What to produce
Each line of the material must be repeated precisely, with the pictures left out.

Figure collection entries:

§

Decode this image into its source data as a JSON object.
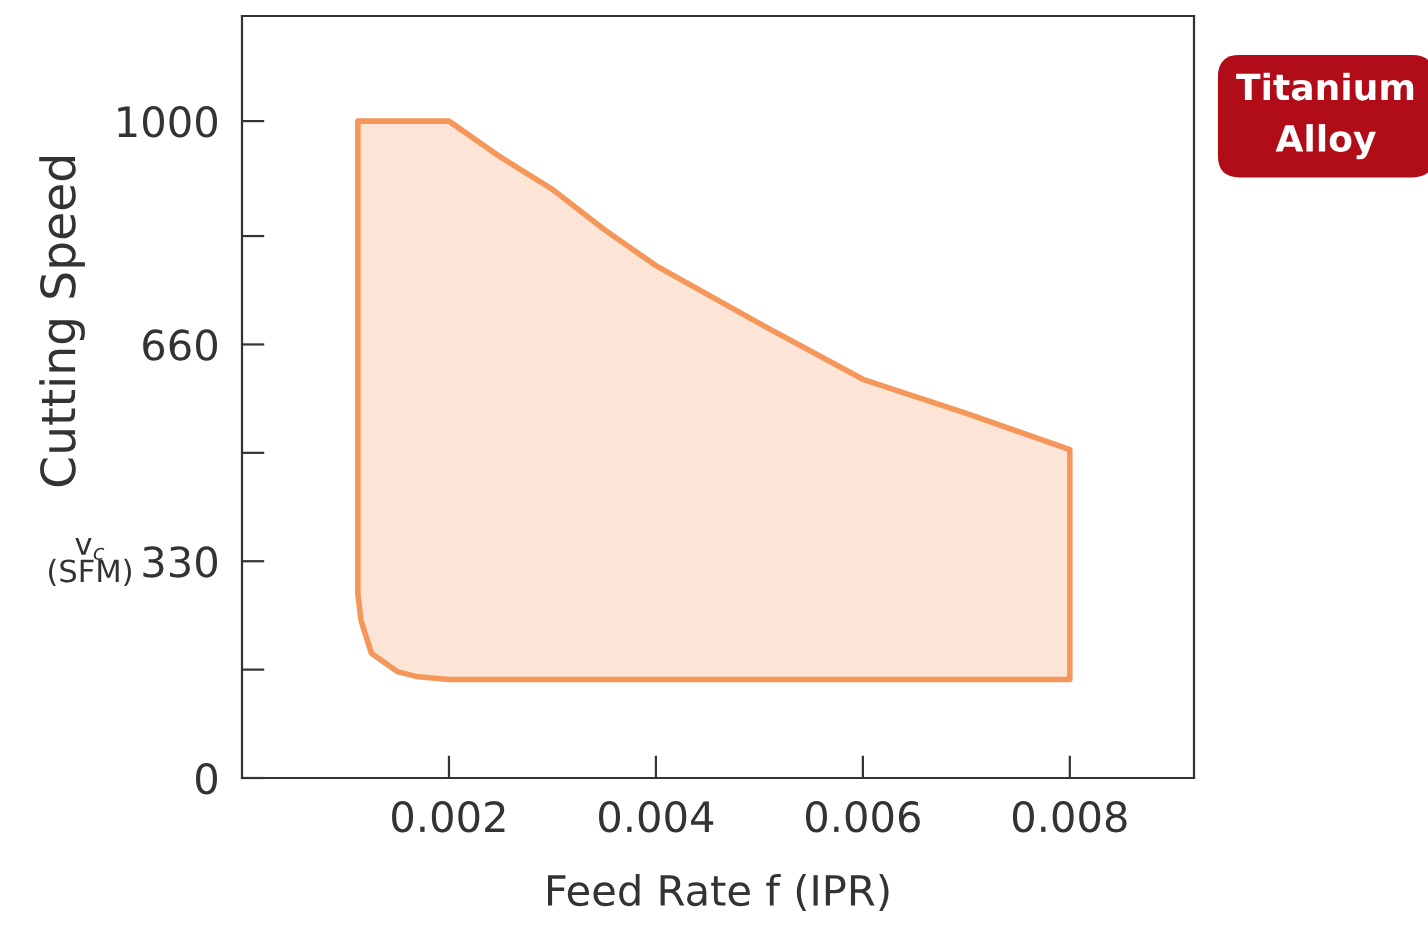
{
  "chart_data": {
    "type": "area",
    "xlabel": "Feed Rate f (IPR)",
    "ylabel": "Cutting Speed",
    "annotations": [
      "v$_{c}$\n(SFM)",
      "Titanium\nAlloy"
    ],
    "series": [
      {
        "color": "#f5975a",
        "x": [
          0.00112,
          0.002,
          0.0025,
          0.003,
          0.0035,
          0.004,
          0.005,
          0.006,
          0.007,
          0.008,
          0.008,
          0.002,
          0.0017,
          0.0015,
          0.00125,
          0.00115,
          0.00112,
          0.00112
        ],
        "values": [
          1000,
          1000,
          945,
          896,
          835,
          780,
          692,
          607,
          555,
          500,
          150,
          150,
          154,
          162,
          190,
          240,
          280,
          1000
        ]
      }
    ],
    "xlim": [
      0,
      0.0092
    ],
    "ylim": [
      0,
      1160
    ],
    "xticks": [
      0.002,
      0.004,
      0.006,
      0.008
    ],
    "yticks": [
      0,
      {
        "value": 165,
        "label": null
      },
      330,
      {
        "value": 495,
        "label": null
      },
      660,
      {
        "value": 825,
        "label": null
      },
      1000
    ],
    "grid": false,
    "legend": false
  }
}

§

Exercise output
Decode this image into its source data as a JSON object.
{
  "chart_data": {
    "type": "area",
    "xlabel": "Feed Rate f (IPR)",
    "ylabel": "Cutting Speed",
    "annotations": [
      "v$_{c}$\n(SFM)",
      "Titanium\nAlloy"
    ],
    "series": [
      {
        "color": "#f5975a",
        "x": [
          0.00112,
          0.002,
          0.0025,
          0.003,
          0.0035,
          0.004,
          0.005,
          0.006,
          0.007,
          0.008,
          0.008,
          0.002,
          0.0017,
          0.0015,
          0.00125,
          0.00115,
          0.00112,
          0.00112
        ],
        "values": [
          1000,
          1000,
          945,
          896,
          835,
          780,
          692,
          607,
          555,
          500,
          150,
          150,
          154,
          162,
          190,
          240,
          280,
          1000
        ]
      }
    ],
    "xlim": [
      0,
      0.0092
    ],
    "ylim": [
      0,
      1160
    ],
    "xticks": [
      0.002,
      0.004,
      0.006,
      0.008
    ],
    "yticks": [
      0,
      {
        "value": 165,
        "label": null
      },
      330,
      {
        "value": 495,
        "label": null
      },
      660,
      {
        "value": 825,
        "label": null
      },
      1000
    ],
    "grid": false,
    "legend": false
  }
}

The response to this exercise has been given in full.